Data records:
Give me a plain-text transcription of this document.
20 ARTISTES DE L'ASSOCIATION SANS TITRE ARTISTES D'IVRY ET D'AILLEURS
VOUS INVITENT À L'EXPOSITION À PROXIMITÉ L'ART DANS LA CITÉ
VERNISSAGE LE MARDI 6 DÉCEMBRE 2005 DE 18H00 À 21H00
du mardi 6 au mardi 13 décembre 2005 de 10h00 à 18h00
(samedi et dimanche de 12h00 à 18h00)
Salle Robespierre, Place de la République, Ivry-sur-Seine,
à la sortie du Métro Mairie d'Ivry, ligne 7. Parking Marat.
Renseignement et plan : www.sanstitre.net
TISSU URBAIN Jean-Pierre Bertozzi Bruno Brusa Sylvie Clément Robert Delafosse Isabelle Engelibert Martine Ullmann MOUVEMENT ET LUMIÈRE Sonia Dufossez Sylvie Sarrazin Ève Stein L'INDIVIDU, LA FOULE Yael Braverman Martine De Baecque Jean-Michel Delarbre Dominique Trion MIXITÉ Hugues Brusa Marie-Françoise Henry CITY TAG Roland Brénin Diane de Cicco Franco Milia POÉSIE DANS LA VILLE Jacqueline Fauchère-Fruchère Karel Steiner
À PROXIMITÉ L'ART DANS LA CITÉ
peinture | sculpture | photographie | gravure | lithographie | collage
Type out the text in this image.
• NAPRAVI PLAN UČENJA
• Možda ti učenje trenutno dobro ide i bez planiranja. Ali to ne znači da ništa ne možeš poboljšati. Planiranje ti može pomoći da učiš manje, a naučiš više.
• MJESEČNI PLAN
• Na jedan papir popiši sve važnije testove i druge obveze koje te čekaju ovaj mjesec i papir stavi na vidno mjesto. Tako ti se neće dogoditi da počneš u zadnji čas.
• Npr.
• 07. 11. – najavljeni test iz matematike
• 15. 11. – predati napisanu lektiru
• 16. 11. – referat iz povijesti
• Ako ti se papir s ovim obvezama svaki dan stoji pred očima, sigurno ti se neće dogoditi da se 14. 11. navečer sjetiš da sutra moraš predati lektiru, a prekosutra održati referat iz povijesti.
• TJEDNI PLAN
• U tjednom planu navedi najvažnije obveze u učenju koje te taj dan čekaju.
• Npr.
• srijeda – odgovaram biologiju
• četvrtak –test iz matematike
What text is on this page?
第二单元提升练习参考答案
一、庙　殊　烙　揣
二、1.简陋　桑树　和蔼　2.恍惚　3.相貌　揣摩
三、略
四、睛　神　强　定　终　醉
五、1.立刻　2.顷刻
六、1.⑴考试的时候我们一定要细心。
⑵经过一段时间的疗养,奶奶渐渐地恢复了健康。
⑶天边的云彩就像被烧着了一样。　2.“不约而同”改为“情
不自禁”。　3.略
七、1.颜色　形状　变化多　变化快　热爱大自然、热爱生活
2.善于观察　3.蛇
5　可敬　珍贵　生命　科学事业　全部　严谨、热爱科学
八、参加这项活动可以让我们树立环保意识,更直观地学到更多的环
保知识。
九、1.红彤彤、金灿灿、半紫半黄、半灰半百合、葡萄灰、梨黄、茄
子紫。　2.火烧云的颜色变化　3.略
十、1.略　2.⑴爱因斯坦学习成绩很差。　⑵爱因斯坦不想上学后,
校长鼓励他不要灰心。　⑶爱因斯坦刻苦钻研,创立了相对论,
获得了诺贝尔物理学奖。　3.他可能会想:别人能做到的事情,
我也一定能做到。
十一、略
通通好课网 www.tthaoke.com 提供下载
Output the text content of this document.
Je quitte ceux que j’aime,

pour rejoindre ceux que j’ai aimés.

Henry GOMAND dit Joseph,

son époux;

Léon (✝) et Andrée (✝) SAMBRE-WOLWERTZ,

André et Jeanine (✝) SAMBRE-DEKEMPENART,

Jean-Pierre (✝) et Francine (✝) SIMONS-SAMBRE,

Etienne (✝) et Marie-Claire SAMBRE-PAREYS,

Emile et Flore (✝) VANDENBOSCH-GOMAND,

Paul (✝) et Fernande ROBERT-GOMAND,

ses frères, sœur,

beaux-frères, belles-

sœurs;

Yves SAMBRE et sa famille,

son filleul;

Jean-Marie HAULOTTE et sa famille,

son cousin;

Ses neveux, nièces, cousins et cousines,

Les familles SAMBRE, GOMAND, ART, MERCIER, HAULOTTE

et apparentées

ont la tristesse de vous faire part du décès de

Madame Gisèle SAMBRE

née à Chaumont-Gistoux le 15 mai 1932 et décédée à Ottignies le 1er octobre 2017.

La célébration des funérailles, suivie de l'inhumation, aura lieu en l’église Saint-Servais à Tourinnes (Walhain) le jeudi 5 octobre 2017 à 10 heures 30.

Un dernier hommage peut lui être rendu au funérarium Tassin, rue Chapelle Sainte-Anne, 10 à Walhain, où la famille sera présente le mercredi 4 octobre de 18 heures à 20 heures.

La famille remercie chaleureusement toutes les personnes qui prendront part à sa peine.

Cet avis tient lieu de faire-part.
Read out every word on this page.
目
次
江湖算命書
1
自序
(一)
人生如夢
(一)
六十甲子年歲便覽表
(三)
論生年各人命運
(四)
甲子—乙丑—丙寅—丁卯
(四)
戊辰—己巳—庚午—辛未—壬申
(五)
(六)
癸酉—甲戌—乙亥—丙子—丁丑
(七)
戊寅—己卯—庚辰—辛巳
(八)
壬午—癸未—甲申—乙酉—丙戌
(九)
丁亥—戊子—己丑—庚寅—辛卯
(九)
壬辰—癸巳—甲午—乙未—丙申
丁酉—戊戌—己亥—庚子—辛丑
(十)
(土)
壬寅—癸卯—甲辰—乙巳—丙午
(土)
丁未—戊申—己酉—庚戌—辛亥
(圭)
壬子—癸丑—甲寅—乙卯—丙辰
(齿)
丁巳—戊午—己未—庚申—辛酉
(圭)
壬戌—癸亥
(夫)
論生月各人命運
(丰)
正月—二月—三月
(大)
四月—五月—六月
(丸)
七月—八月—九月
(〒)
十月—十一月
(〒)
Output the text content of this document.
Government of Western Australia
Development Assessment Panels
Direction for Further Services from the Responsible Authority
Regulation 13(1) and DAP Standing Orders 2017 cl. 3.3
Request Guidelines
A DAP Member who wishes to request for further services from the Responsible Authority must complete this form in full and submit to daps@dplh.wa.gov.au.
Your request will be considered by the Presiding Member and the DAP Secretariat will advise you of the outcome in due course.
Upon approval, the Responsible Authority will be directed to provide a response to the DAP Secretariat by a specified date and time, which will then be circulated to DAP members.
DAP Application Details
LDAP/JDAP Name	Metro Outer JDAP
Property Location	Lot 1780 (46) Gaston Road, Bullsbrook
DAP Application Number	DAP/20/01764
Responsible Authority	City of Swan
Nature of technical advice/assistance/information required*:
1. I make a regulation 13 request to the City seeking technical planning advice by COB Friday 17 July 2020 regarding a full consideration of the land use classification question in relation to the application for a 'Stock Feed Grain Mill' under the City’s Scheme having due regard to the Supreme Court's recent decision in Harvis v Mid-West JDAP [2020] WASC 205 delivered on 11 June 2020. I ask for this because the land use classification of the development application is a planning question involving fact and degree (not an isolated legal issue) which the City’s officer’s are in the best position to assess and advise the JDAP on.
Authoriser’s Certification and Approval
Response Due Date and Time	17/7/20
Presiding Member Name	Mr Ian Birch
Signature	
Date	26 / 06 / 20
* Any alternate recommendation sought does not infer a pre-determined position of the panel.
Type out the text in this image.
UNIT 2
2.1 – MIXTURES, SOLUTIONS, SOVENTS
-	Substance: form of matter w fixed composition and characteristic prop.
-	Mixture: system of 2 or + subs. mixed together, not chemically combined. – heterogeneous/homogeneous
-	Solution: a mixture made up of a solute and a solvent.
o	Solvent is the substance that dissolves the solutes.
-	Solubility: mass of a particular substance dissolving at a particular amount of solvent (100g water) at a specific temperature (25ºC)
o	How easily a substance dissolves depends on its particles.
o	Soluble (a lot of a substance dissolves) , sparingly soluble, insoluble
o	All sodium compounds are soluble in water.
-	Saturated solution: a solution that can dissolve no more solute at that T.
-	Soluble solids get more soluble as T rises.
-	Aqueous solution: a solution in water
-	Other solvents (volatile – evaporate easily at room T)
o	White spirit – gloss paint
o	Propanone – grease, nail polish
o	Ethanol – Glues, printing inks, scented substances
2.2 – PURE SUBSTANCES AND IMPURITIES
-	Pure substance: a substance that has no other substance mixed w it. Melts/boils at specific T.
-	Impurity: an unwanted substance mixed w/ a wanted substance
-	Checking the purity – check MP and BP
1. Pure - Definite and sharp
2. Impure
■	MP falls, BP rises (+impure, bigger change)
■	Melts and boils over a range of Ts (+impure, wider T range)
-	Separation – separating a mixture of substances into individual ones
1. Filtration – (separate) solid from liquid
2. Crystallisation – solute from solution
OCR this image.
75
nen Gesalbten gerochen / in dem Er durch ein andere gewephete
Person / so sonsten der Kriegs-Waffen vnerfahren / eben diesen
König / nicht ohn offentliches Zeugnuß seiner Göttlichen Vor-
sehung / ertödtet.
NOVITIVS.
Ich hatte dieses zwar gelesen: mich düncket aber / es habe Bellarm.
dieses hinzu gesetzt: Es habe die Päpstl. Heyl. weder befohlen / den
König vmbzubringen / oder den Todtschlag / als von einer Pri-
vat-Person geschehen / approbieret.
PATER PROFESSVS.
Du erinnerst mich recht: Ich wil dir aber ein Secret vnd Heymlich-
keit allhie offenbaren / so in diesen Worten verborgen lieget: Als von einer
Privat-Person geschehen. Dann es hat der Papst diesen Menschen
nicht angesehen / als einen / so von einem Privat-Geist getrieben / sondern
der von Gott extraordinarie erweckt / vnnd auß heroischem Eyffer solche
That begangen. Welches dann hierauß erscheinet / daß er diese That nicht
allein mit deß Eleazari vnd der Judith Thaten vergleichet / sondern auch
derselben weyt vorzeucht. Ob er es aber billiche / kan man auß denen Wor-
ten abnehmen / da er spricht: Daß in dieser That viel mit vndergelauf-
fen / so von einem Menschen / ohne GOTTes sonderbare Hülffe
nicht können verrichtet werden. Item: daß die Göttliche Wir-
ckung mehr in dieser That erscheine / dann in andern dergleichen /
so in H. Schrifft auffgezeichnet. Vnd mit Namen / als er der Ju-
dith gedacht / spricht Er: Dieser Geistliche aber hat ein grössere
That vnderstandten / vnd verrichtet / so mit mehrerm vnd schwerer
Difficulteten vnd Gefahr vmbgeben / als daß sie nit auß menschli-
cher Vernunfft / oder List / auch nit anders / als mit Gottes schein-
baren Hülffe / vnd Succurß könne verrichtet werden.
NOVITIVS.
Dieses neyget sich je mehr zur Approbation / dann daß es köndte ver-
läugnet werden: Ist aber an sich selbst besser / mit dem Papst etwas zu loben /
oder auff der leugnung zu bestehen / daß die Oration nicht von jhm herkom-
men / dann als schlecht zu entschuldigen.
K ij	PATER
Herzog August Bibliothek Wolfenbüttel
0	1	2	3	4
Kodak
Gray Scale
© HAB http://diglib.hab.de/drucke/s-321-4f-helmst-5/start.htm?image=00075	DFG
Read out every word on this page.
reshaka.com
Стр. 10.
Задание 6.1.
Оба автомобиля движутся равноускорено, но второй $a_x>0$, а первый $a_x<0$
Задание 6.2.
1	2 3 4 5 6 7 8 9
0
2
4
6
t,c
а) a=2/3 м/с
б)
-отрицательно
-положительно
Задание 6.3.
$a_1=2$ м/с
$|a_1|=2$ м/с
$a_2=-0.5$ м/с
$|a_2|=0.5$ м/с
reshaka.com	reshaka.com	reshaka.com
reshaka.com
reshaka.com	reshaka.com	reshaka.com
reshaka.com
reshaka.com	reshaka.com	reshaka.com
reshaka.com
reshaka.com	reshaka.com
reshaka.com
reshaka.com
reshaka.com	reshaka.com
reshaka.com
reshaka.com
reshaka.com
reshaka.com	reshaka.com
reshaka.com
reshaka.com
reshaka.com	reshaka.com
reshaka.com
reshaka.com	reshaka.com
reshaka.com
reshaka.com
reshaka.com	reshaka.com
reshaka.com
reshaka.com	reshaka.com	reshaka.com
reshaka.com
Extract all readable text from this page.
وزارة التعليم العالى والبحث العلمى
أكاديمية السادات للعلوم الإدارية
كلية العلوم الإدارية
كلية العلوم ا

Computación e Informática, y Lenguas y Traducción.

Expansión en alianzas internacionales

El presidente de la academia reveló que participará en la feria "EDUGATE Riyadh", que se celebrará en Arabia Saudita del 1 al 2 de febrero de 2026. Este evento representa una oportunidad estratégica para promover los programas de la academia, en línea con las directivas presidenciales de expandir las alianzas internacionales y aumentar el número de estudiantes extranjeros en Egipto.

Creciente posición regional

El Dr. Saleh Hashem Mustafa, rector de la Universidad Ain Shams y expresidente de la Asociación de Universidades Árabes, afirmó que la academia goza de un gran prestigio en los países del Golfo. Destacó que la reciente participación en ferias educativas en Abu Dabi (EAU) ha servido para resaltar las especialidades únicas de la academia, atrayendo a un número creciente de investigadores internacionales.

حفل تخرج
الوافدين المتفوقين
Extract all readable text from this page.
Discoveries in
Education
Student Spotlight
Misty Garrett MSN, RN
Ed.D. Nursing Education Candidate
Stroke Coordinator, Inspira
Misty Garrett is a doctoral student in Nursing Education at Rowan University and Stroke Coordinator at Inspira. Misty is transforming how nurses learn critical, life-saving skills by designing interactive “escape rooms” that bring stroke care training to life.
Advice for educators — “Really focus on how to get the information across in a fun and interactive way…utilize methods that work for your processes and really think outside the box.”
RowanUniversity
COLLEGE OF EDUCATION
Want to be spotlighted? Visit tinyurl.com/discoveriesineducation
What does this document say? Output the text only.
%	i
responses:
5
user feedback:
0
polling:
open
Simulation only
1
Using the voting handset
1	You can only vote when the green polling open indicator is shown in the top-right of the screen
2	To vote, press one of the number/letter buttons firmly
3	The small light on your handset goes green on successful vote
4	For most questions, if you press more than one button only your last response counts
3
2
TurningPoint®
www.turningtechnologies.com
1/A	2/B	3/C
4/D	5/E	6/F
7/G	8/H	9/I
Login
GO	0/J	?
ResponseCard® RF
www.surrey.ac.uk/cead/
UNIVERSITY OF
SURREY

> **PROBLEM STATEMENT**
Which lines above hold the word "König"? Copy each of them.

> **SOLVED PROBLEM**
König / nicht ohn offentliches Zeugnuß seiner Göttlichen Vor-
König vmbzubringen / oder den Todtschlag / als von einer Pri-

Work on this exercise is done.